WHAT IS ASKED: Strip the pictures and reproduce the rest of the listing exactly.

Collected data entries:
***

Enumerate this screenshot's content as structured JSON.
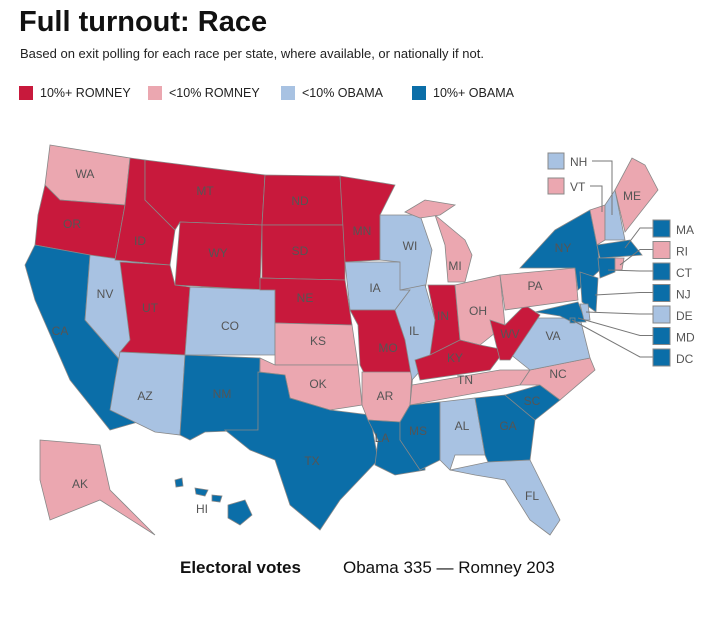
{
  "title": "Full turnout: Race",
  "subtitle": "Based on exit polling for each race per state, where available, or nationally if not.",
  "colors": {
    "strong_romney": "#c8193c",
    "lean_romney": "#eba7b0",
    "lean_obama": "#a8c2e2",
    "strong_obama": "#0b6ea8"
  },
  "legend": [
    {
      "label": "10%+ ROMNEY",
      "key": "strong_romney"
    },
    {
      "label": "<10% ROMNEY",
      "key": "lean_romney"
    },
    {
      "label": "<10% OBAMA",
      "key": "lean_obama"
    },
    {
      "label": "10%+ OBAMA",
      "key": "strong_obama"
    }
  ],
  "states": {
    "WA": "lean_romney",
    "OR": "strong_romney",
    "CA": "strong_obama",
    "NV": "lean_obama",
    "ID": "strong_romney",
    "MT": "strong_romney",
    "WY": "strong_romney",
    "UT": "strong_romney",
    "AZ": "lean_obama",
    "CO": "lean_obama",
    "NM": "strong_obama",
    "ND": "strong_romney",
    "SD": "strong_romney",
    "NE": "strong_romney",
    "KS": "lean_romney",
    "OK": "lean_romney",
    "TX": "strong_obama",
    "MN": "strong_romney",
    "IA": "lean_obama",
    "MO": "strong_romney",
    "AR": "lean_romney",
    "LA": "strong_obama",
    "WI": "lean_obama",
    "IL": "lean_obama",
    "MI": "lean_romney",
    "IN": "strong_romney",
    "OH": "lean_romney",
    "KY": "strong_romney",
    "TN": "lean_romney",
    "MS": "strong_obama",
    "AL": "lean_obama",
    "GA": "strong_obama",
    "FL": "lean_obama",
    "SC": "strong_obama",
    "NC": "lean_romney",
    "VA": "lean_obama",
    "WV": "strong_romney",
    "PA": "lean_romney",
    "NY": "strong_obama",
    "NJ": "strong_obama",
    "VT": "lean_romney",
    "NH": "lean_obama",
    "ME": "lean_romney",
    "MA": "strong_obama",
    "CT": "strong_obama",
    "RI": "lean_romney",
    "DE": "lean_obama",
    "MD": "strong_obama",
    "DC": "strong_obama",
    "AK": "lean_romney",
    "HI": "strong_obama"
  },
  "callouts_top": [
    "NH",
    "VT"
  ],
  "callouts_right": [
    "MA",
    "RI",
    "CT",
    "NJ",
    "DE",
    "MD",
    "DC"
  ],
  "electoral": {
    "label": "Electoral votes",
    "result": "Obama 335 — Romney 203"
  }
}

***

RESPONSE TO THIS TASK:
Enumerate this screenshot's content as structured JSON.
{
  "title": "Full turnout: Race",
  "subtitle": "Based on exit polling for each race per state, where available, or nationally if not.",
  "colors": {
    "strong_romney": "#c8193c",
    "lean_romney": "#eba7b0",
    "lean_obama": "#a8c2e2",
    "strong_obama": "#0b6ea8"
  },
  "legend": [
    {
      "label": "10%+ ROMNEY",
      "key": "strong_romney"
    },
    {
      "label": "<10% ROMNEY",
      "key": "lean_romney"
    },
    {
      "label": "<10% OBAMA",
      "key": "lean_obama"
    },
    {
      "label": "10%+ OBAMA",
      "key": "strong_obama"
    }
  ],
  "states": {
    "WA": "lean_romney",
    "OR": "strong_romney",
    "CA": "strong_obama",
    "NV": "lean_obama",
    "ID": "strong_romney",
    "MT": "strong_romney",
    "WY": "strong_romney",
    "UT": "strong_romney",
    "AZ": "lean_obama",
    "CO": "lean_obama",
    "NM": "strong_obama",
    "ND": "strong_romney",
    "SD": "strong_romney",
    "NE": "strong_romney",
    "KS": "lean_romney",
    "OK": "lean_romney",
    "TX": "strong_obama",
    "MN": "strong_romney",
    "IA": "lean_obama",
    "MO": "strong_romney",
    "AR": "lean_romney",
    "LA": "strong_obama",
    "WI": "lean_obama",
    "IL": "lean_obama",
    "MI": "lean_romney",
    "IN": "strong_romney",
    "OH": "lean_romney",
    "KY": "strong_romney",
    "TN": "lean_romney",
    "MS": "strong_obama",
    "AL": "lean_obama",
    "GA": "strong_obama",
    "FL": "lean_obama",
    "SC": "strong_obama",
    "NC": "lean_romney",
    "VA": "lean_obama",
    "WV": "strong_romney",
    "PA": "lean_romney",
    "NY": "strong_obama",
    "NJ": "strong_obama",
    "VT": "lean_romney",
    "NH": "lean_obama",
    "ME": "lean_romney",
    "MA": "strong_obama",
    "CT": "strong_obama",
    "RI": "lean_romney",
    "DE": "lean_obama",
    "MD": "strong_obama",
    "DC": "strong_obama",
    "AK": "lean_romney",
    "HI": "strong_obama"
  },
  "callouts_top": [
    "NH",
    "VT"
  ],
  "callouts_right": [
    "MA",
    "RI",
    "CT",
    "NJ",
    "DE",
    "MD",
    "DC"
  ],
  "electoral": {
    "label": "Electoral votes",
    "result": "Obama 335 — Romney 203"
  }
}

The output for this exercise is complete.